**What you need to do:**
Images do not belong in the copy. Retype all the entries below exactly.

# START OF Data shown

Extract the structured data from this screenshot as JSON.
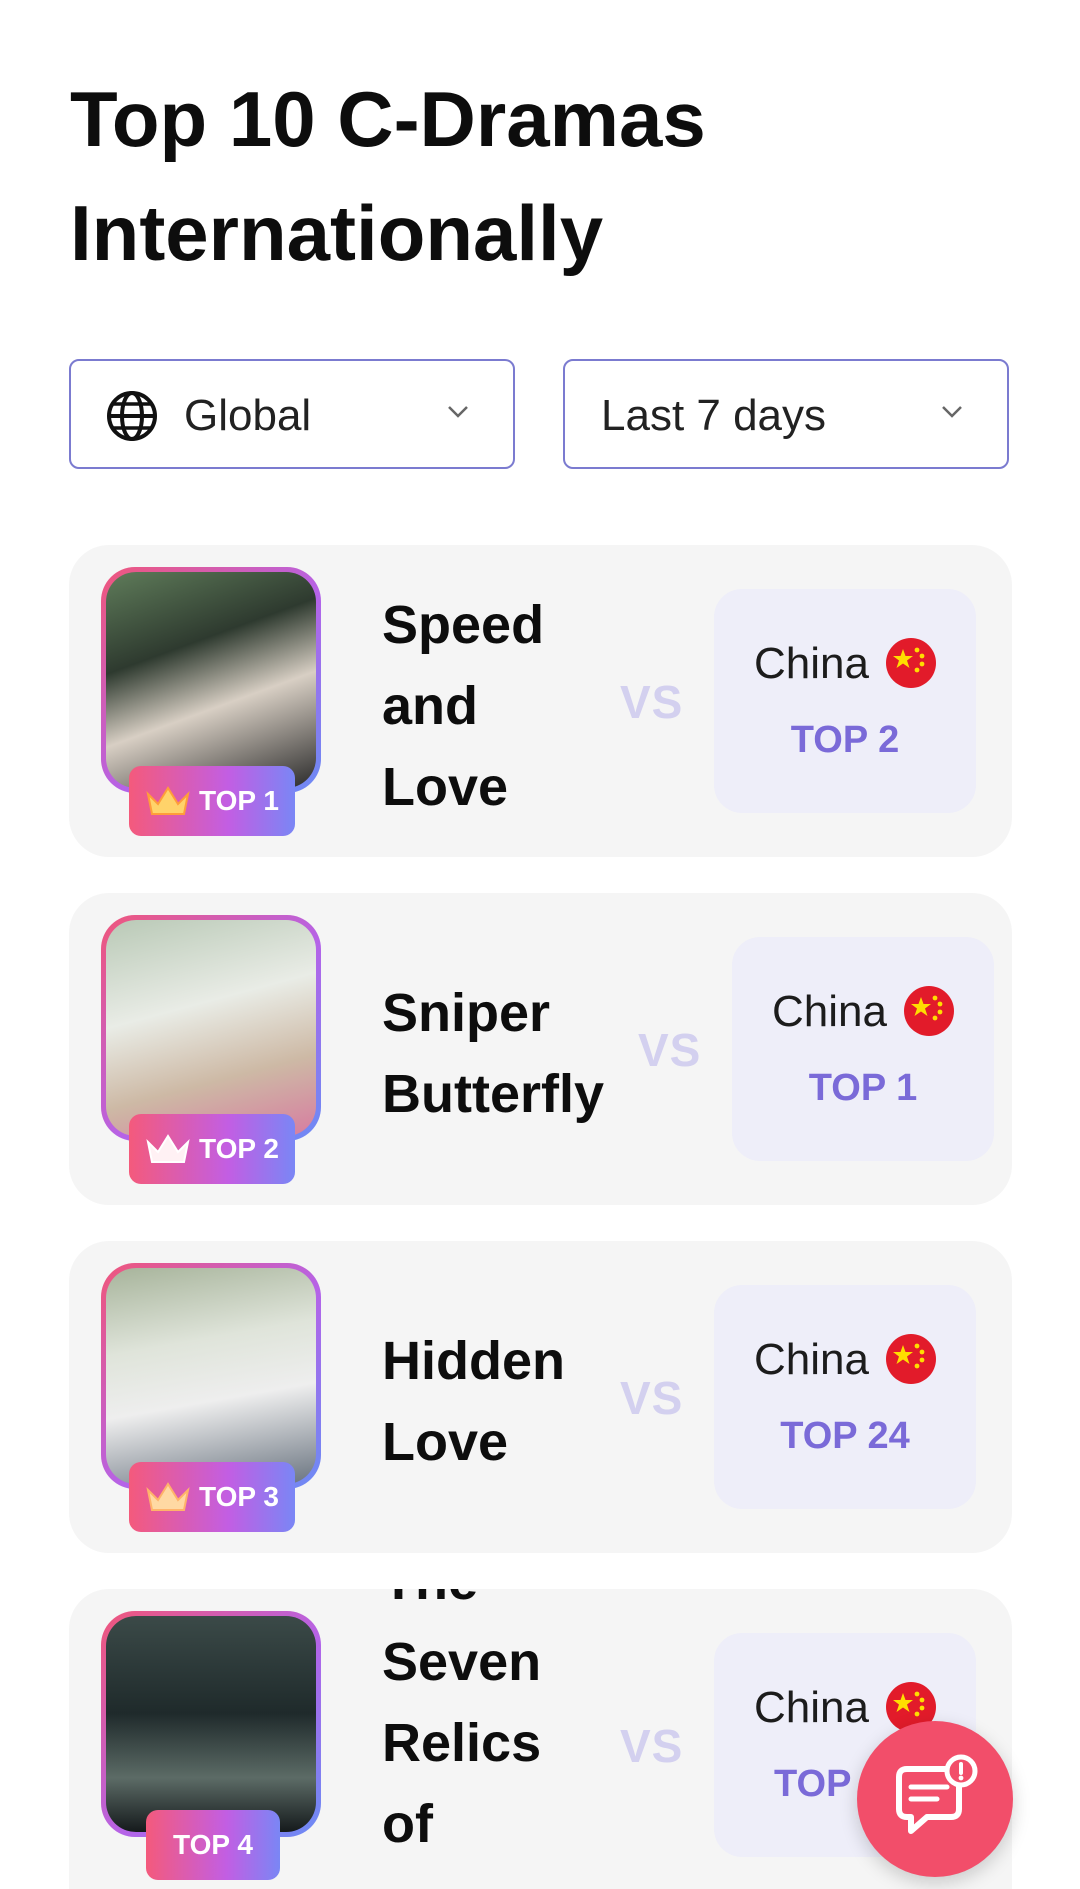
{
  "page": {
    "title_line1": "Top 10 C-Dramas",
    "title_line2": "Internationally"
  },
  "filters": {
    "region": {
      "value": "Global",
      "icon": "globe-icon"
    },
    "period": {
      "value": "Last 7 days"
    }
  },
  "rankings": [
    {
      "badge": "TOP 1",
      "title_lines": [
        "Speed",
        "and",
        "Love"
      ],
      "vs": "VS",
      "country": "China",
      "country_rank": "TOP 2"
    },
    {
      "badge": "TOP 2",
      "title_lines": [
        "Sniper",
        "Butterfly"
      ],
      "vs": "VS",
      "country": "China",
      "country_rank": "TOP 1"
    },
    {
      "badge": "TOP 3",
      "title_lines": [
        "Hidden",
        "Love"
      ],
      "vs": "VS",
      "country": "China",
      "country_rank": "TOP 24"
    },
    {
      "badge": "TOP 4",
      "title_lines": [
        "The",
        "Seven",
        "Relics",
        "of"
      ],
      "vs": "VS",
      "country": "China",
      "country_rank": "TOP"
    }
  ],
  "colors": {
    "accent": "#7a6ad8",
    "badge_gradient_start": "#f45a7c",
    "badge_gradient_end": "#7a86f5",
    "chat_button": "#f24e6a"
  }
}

# END OF Data shown

**Exercise response:**
Extract the structured data from this screenshot as JSON.
{
  "page": {
    "title_line1": "Top 10 C-Dramas",
    "title_line2": "Internationally"
  },
  "filters": {
    "region": {
      "value": "Global",
      "icon": "globe-icon"
    },
    "period": {
      "value": "Last 7 days"
    }
  },
  "rankings": [
    {
      "badge": "TOP 1",
      "title_lines": [
        "Speed",
        "and",
        "Love"
      ],
      "vs": "VS",
      "country": "China",
      "country_rank": "TOP 2"
    },
    {
      "badge": "TOP 2",
      "title_lines": [
        "Sniper",
        "Butterfly"
      ],
      "vs": "VS",
      "country": "China",
      "country_rank": "TOP 1"
    },
    {
      "badge": "TOP 3",
      "title_lines": [
        "Hidden",
        "Love"
      ],
      "vs": "VS",
      "country": "China",
      "country_rank": "TOP 24"
    },
    {
      "badge": "TOP 4",
      "title_lines": [
        "The",
        "Seven",
        "Relics",
        "of"
      ],
      "vs": "VS",
      "country": "China",
      "country_rank": "TOP"
    }
  ],
  "colors": {
    "accent": "#7a6ad8",
    "badge_gradient_start": "#f45a7c",
    "badge_gradient_end": "#7a86f5",
    "chat_button": "#f24e6a"
  }
}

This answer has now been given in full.